▶ _THE TASK_
All the data should come back exactly as it was given.

--

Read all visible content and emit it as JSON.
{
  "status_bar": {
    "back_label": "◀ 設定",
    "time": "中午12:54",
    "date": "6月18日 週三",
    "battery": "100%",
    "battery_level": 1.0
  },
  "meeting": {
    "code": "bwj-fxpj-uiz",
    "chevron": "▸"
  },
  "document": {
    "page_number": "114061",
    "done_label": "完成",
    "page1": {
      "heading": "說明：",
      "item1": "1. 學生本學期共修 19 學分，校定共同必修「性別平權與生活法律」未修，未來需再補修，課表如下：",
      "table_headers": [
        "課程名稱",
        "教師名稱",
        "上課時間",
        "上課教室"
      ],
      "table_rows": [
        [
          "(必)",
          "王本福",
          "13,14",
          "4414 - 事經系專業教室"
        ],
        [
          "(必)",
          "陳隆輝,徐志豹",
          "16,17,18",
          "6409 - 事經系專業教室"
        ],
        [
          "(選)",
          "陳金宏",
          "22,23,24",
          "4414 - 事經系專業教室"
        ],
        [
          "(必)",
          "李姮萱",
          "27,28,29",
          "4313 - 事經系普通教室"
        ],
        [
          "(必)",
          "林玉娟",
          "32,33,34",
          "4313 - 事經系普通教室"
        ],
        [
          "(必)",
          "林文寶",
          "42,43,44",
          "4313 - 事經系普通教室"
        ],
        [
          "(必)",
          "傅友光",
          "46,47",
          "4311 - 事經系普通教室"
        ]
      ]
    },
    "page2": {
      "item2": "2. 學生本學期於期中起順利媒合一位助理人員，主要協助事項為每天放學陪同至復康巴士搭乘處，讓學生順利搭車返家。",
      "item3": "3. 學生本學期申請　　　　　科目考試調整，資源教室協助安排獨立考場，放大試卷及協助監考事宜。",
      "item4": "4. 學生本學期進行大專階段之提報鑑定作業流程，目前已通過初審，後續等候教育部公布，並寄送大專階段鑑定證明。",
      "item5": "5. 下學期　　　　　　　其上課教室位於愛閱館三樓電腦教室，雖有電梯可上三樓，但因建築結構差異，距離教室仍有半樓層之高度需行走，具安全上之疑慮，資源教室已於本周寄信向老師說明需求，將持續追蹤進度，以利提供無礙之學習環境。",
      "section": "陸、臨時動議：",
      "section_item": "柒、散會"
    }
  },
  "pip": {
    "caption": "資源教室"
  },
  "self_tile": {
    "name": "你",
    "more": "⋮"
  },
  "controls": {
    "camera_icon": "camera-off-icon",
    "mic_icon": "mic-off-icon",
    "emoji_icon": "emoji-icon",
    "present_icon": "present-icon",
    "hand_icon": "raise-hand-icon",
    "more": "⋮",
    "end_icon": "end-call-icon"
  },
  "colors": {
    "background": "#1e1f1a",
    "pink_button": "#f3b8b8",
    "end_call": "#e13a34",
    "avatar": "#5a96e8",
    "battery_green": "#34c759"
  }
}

--

▶ _FINAL RESULT_
Read all visible content and emit it as JSON.
{
  "status_bar": {
    "back_label": "◀ 設定",
    "time": "中午12:54",
    "date": "6月18日 週三",
    "battery": "100%",
    "battery_level": 1.0
  },
  "meeting": {
    "code": "bwj-fxpj-uiz",
    "chevron": "▸"
  },
  "document": {
    "page_number": "114061",
    "done_label": "完成",
    "page1": {
      "heading": "說明：",
      "item1": "1. 學生本學期共修 19 學分，校定共同必修「性別平權與生活法律」未修，未來需再補修，課表如下：",
      "table_headers": [
        "課程名稱",
        "教師名稱",
        "上課時間",
        "上課教室"
      ],
      "table_rows": [
        [
          "(必)",
          "王本福",
          "13,14",
          "4414 - 事經系專業教室"
        ],
        [
          "(必)",
          "陳隆輝,徐志豹",
          "16,17,18",
          "6409 - 事經系專業教室"
        ],
        [
          "(選)",
          "陳金宏",
          "22,23,24",
          "4414 - 事經系專業教室"
        ],
        [
          "(必)",
          "李姮萱",
          "27,28,29",
          "4313 - 事經系普通教室"
        ],
        [
          "(必)",
          "林玉娟",
          "32,33,34",
          "4313 - 事經系普通教室"
        ],
        [
          "(必)",
          "林文寶",
          "42,43,44",
          "4313 - 事經系普通教室"
        ],
        [
          "(必)",
          "傅友光",
          "46,47",
          "4311 - 事經系普通教室"
        ]
      ]
    },
    "page2": {
      "item2": "2. 學生本學期於期中起順利媒合一位助理人員，主要協助事項為每天放學陪同至復康巴士搭乘處，讓學生順利搭車返家。",
      "item3": "3. 學生本學期申請　　　　　科目考試調整，資源教室協助安排獨立考場，放大試卷及協助監考事宜。",
      "item4": "4. 學生本學期進行大專階段之提報鑑定作業流程，目前已通過初審，後續等候教育部公布，並寄送大專階段鑑定證明。",
      "item5": "5. 下學期　　　　　　　其上課教室位於愛閱館三樓電腦教室，雖有電梯可上三樓，但因建築結構差異，距離教室仍有半樓層之高度需行走，具安全上之疑慮，資源教室已於本周寄信向老師說明需求，將持續追蹤進度，以利提供無礙之學習環境。",
      "section": "陸、臨時動議：",
      "section_item": "柒、散會"
    }
  },
  "pip": {
    "caption": "資源教室"
  },
  "self_tile": {
    "name": "你",
    "more": "⋮"
  },
  "controls": {
    "camera_icon": "camera-off-icon",
    "mic_icon": "mic-off-icon",
    "emoji_icon": "emoji-icon",
    "present_icon": "present-icon",
    "hand_icon": "raise-hand-icon",
    "more": "⋮",
    "end_icon": "end-call-icon"
  },
  "colors": {
    "background": "#1e1f1a",
    "pink_button": "#f3b8b8",
    "end_call": "#e13a34",
    "avatar": "#5a96e8",
    "battery_green": "#34c759"
  }
}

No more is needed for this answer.